## PROBLEM DETAILS
Your answer is every line of the material below in which the string "membranes" occurs.

******************************

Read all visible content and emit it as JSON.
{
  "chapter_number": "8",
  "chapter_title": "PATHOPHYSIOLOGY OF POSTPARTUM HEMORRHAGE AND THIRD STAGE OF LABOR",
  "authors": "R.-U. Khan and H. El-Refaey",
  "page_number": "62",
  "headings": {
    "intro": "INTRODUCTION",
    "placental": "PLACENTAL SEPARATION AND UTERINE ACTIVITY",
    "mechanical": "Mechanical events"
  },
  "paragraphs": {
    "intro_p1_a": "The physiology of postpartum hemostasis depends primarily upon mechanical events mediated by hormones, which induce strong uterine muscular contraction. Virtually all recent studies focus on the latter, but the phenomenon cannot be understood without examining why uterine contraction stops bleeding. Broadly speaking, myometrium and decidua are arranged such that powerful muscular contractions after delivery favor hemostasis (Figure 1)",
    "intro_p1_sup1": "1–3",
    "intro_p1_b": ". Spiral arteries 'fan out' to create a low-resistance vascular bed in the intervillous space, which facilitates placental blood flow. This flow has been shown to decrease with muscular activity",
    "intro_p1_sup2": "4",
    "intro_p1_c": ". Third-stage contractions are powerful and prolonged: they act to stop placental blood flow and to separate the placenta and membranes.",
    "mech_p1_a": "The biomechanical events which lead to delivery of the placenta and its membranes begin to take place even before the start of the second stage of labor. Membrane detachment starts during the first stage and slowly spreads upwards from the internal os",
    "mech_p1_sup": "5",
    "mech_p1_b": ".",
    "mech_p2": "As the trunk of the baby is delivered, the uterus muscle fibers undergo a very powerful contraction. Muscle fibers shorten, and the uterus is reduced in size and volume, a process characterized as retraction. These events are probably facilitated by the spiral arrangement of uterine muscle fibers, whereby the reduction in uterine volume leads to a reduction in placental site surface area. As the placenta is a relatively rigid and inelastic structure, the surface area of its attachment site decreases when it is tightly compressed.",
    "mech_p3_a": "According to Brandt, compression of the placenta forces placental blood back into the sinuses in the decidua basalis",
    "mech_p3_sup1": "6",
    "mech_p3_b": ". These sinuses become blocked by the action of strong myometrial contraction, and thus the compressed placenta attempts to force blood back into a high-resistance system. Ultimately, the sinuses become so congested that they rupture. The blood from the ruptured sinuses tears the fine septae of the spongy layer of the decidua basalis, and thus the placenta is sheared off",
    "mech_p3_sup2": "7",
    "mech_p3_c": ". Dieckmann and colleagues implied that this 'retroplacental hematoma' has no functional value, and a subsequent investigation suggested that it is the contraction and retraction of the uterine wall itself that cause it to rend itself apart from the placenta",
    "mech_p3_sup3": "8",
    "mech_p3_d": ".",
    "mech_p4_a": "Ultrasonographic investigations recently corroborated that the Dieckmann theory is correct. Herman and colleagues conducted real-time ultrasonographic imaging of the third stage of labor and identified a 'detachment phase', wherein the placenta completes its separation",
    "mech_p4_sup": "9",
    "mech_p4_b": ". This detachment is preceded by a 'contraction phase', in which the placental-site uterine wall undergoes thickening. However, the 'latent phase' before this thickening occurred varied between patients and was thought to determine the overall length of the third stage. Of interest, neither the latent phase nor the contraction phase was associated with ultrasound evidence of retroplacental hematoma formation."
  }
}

******************************

## ANSWER TO THE EXERCISE
    "intro_p1_c": ". Third-stage contractions are powerful and prolonged: they act to stop placental blood flow and to separate the placenta and membranes.",
    "mech_p1_a": "The biomechanical events which lead to delivery of the placenta and its membranes begin to take place even before the start of the second stage of labor. Membrane detachment starts during the first stage and slowly spreads upwards from the internal os",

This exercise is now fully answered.